(Dataset excerpts)

━━━━━━

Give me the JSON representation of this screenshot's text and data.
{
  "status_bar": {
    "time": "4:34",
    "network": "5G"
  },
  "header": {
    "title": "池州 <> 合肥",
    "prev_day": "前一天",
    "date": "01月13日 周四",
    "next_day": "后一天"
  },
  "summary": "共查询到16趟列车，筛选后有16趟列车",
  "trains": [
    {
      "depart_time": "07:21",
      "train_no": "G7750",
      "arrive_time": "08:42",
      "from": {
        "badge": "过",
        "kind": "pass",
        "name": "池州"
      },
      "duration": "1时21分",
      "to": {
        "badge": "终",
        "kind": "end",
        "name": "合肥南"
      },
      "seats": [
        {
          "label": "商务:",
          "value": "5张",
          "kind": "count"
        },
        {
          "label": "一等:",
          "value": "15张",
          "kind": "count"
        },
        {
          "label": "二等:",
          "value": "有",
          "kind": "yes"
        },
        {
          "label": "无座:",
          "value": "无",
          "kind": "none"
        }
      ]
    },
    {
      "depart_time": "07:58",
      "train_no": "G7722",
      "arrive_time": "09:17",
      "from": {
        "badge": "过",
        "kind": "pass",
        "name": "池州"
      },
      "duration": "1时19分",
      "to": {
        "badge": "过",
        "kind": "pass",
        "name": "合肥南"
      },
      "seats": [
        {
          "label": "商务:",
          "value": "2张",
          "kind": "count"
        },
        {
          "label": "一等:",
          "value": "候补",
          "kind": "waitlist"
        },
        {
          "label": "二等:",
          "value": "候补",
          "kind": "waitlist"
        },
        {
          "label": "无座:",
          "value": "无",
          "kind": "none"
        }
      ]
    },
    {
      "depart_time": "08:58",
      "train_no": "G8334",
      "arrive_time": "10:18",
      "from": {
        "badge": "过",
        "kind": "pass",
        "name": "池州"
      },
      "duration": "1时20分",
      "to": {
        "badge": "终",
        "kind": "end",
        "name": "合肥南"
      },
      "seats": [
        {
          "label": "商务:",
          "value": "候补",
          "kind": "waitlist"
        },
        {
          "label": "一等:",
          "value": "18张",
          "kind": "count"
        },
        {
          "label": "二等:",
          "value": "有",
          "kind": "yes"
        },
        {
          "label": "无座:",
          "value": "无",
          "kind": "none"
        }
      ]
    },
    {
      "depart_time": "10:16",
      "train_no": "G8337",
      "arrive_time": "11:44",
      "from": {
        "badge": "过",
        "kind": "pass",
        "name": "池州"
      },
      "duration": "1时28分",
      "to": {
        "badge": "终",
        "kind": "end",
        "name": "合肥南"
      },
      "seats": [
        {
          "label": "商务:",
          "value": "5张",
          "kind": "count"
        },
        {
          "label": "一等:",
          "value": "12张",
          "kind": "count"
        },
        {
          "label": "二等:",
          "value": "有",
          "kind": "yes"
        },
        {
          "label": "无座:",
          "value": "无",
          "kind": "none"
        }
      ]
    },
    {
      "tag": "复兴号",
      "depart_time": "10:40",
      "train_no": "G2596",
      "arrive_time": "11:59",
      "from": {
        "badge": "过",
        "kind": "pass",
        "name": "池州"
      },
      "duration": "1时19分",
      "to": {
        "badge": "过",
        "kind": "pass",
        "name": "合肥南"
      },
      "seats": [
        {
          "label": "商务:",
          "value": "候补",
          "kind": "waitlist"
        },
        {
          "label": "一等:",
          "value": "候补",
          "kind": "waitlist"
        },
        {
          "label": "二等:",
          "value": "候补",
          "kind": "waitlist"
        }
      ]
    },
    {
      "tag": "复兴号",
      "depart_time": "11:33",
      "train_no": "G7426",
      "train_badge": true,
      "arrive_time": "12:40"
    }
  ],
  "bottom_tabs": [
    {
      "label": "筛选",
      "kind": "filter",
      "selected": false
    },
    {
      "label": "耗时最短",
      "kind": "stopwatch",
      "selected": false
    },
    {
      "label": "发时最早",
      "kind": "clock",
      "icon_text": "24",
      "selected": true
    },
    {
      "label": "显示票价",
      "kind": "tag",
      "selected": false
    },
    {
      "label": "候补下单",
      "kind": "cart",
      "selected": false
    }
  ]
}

━━━━━━

▸ **Work instructions**
Retype all of the material above with every character intact.

▸ **Solution for this task**
Give me the JSON representation of this screenshot's text and data.
{
  "status_bar": {
    "time": "4:34",
    "network": "5G"
  },
  "header": {
    "title": "池州 <> 合肥",
    "prev_day": "前一天",
    "date": "01月13日 周四",
    "next_day": "后一天"
  },
  "summary": "共查询到16趟列车，筛选后有16趟列车",
  "trains": [
    {
      "depart_time": "07:21",
      "train_no": "G7750",
      "arrive_time": "08:42",
      "from": {
        "badge": "过",
        "kind": "pass",
        "name": "池州"
      },
      "duration": "1时21分",
      "to": {
        "badge": "终",
        "kind": "end",
        "name": "合肥南"
      },
      "seats": [
        {
          "label": "商务:",
          "value": "5张",
          "kind": "count"
        },
        {
          "label": "一等:",
          "value": "15张",
          "kind": "count"
        },
        {
          "label": "二等:",
          "value": "有",
          "kind": "yes"
        },
        {
          "label": "无座:",
          "value": "无",
          "kind": "none"
        }
      ]
    },
    {
      "depart_time": "07:58",
      "train_no": "G7722",
      "arrive_time": "09:17",
      "from": {
        "badge": "过",
        "kind": "pass",
        "name": "池州"
      },
      "duration": "1时19分",
      "to": {
        "badge": "过",
        "kind": "pass",
        "name": "合肥南"
      },
      "seats": [
        {
          "label": "商务:",
          "value": "2张",
          "kind": "count"
        },
        {
          "label": "一等:",
          "value": "候补",
          "kind": "waitlist"
        },
        {
          "label": "二等:",
          "value": "候补",
          "kind": "waitlist"
        },
        {
          "label": "无座:",
          "value": "无",
          "kind": "none"
        }
      ]
    },
    {
      "depart_time": "08:58",
      "train_no": "G8334",
      "arrive_time": "10:18",
      "from": {
        "badge": "过",
        "kind": "pass",
        "name": "池州"
      },
      "duration": "1时20分",
      "to": {
        "badge": "终",
        "kind": "end",
        "name": "合肥南"
      },
      "seats": [
        {
          "label": "商务:",
          "value": "候补",
          "kind": "waitlist"
        },
        {
          "label": "一等:",
          "value": "18张",
          "kind": "count"
        },
        {
          "label": "二等:",
          "value": "有",
          "kind": "yes"
        },
        {
          "label": "无座:",
          "value": "无",
          "kind": "none"
        }
      ]
    },
    {
      "depart_time": "10:16",
      "train_no": "G8337",
      "arrive_time": "11:44",
      "from": {
        "badge": "过",
        "kind": "pass",
        "name": "池州"
      },
      "duration": "1时28分",
      "to": {
        "badge": "终",
        "kind": "end",
        "name": "合肥南"
      },
      "seats": [
        {
          "label": "商务:",
          "value": "5张",
          "kind": "count"
        },
        {
          "label": "一等:",
          "value": "12张",
          "kind": "count"
        },
        {
          "label": "二等:",
          "value": "有",
          "kind": "yes"
        },
        {
          "label": "无座:",
          "value": "无",
          "kind": "none"
        }
      ]
    },
    {
      "tag": "复兴号",
      "depart_time": "10:40",
      "train_no": "G2596",
      "arrive_time": "11:59",
      "from": {
        "badge": "过",
        "kind": "pass",
        "name": "池州"
      },
      "duration": "1时19分",
      "to": {
        "badge": "过",
        "kind": "pass",
        "name": "合肥南"
      },
      "seats": [
        {
          "label": "商务:",
          "value": "候补",
          "kind": "waitlist"
        },
        {
          "label": "一等:",
          "value": "候补",
          "kind": "waitlist"
        },
        {
          "label": "二等:",
          "value": "候补",
          "kind": "waitlist"
        }
      ]
    },
    {
      "tag": "复兴号",
      "depart_time": "11:33",
      "train_no": "G7426",
      "train_badge": true,
      "arrive_time": "12:40"
    }
  ],
  "bottom_tabs": [
    {
      "label": "筛选",
      "kind": "filter",
      "selected": false
    },
    {
      "label": "耗时最短",
      "kind": "stopwatch",
      "selected": false
    },
    {
      "label": "发时最早",
      "kind": "clock",
      "icon_text": "24",
      "selected": true
    },
    {
      "label": "显示票价",
      "kind": "tag",
      "selected": false
    },
    {
      "label": "候补下单",
      "kind": "cart",
      "selected": false
    }
  ]
}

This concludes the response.